» Prompt: All records must be quoted exactly. Omit the pictures.
-- Begin --
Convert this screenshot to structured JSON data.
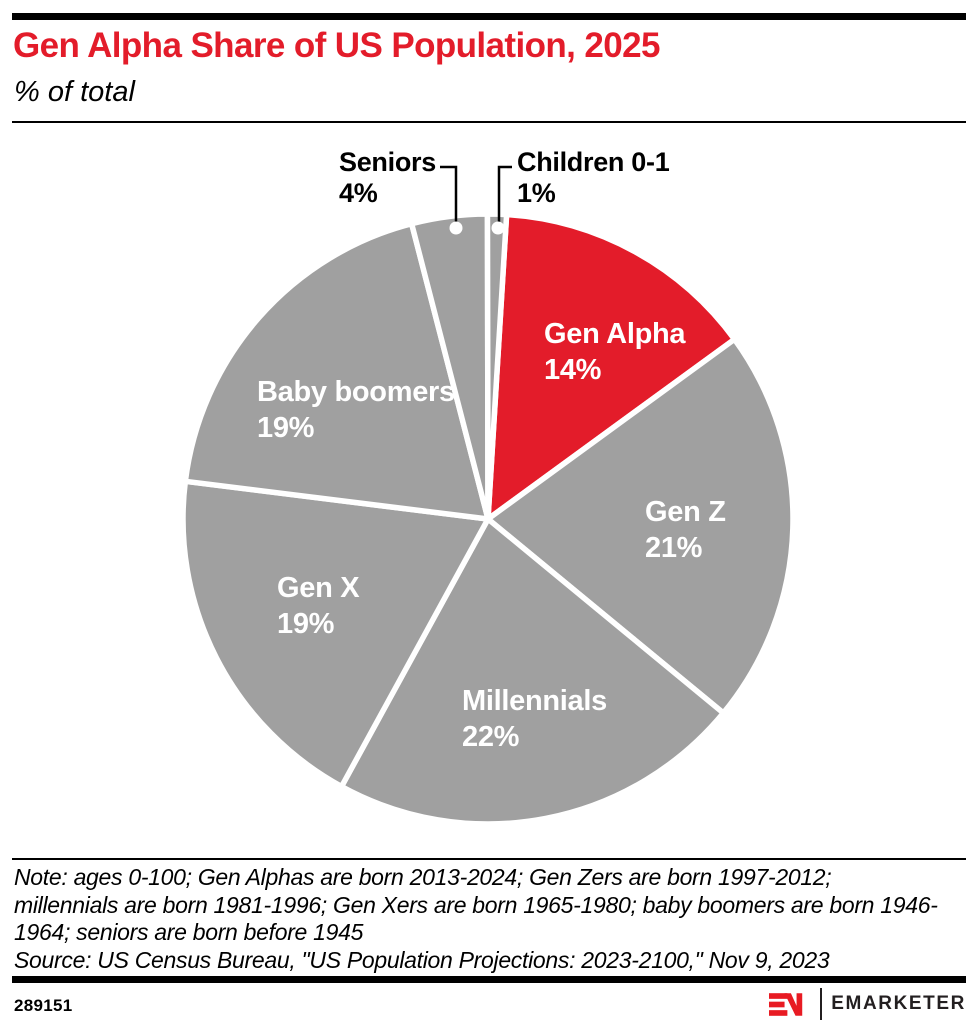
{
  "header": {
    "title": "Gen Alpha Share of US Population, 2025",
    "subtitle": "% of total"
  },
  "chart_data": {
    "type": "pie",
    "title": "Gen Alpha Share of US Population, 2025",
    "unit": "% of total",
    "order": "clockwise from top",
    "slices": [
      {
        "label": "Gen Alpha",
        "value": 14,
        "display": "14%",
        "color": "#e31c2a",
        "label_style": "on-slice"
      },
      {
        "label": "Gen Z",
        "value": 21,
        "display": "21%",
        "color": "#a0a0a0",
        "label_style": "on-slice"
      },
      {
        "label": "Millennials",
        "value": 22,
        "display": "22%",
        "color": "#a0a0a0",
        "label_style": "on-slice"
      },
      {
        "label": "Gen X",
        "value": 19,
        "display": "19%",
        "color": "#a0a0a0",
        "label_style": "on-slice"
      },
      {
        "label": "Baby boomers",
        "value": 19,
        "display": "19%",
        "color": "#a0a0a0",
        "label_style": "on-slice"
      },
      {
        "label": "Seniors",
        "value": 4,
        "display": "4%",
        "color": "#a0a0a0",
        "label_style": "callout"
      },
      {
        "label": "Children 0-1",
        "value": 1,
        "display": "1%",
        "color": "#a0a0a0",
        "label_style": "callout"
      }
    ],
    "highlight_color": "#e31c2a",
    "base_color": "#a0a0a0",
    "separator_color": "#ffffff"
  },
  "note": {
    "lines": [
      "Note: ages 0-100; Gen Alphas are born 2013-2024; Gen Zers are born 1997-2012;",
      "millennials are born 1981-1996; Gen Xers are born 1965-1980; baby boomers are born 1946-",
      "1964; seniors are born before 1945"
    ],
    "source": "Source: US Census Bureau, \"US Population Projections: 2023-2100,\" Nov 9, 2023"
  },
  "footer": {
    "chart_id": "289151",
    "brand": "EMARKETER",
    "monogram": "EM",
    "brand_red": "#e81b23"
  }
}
-- End --
» Finished exercise:
Convert this screenshot to structured JSON data.
{
  "header": {
    "title": "Gen Alpha Share of US Population, 2025",
    "subtitle": "% of total"
  },
  "chart_data": {
    "type": "pie",
    "title": "Gen Alpha Share of US Population, 2025",
    "unit": "% of total",
    "order": "clockwise from top",
    "slices": [
      {
        "label": "Gen Alpha",
        "value": 14,
        "display": "14%",
        "color": "#e31c2a",
        "label_style": "on-slice"
      },
      {
        "label": "Gen Z",
        "value": 21,
        "display": "21%",
        "color": "#a0a0a0",
        "label_style": "on-slice"
      },
      {
        "label": "Millennials",
        "value": 22,
        "display": "22%",
        "color": "#a0a0a0",
        "label_style": "on-slice"
      },
      {
        "label": "Gen X",
        "value": 19,
        "display": "19%",
        "color": "#a0a0a0",
        "label_style": "on-slice"
      },
      {
        "label": "Baby boomers",
        "value": 19,
        "display": "19%",
        "color": "#a0a0a0",
        "label_style": "on-slice"
      },
      {
        "label": "Seniors",
        "value": 4,
        "display": "4%",
        "color": "#a0a0a0",
        "label_style": "callout"
      },
      {
        "label": "Children 0-1",
        "value": 1,
        "display": "1%",
        "color": "#a0a0a0",
        "label_style": "callout"
      }
    ],
    "highlight_color": "#e31c2a",
    "base_color": "#a0a0a0",
    "separator_color": "#ffffff"
  },
  "note": {
    "lines": [
      "Note: ages 0-100; Gen Alphas are born 2013-2024; Gen Zers are born 1997-2012;",
      "millennials are born 1981-1996; Gen Xers are born 1965-1980; baby boomers are born 1946-",
      "1964; seniors are born before 1945"
    ],
    "source": "Source: US Census Bureau, \"US Population Projections: 2023-2100,\" Nov 9, 2023"
  },
  "footer": {
    "chart_id": "289151",
    "brand": "EMARKETER",
    "monogram": "EM",
    "brand_red": "#e81b23"
  }
}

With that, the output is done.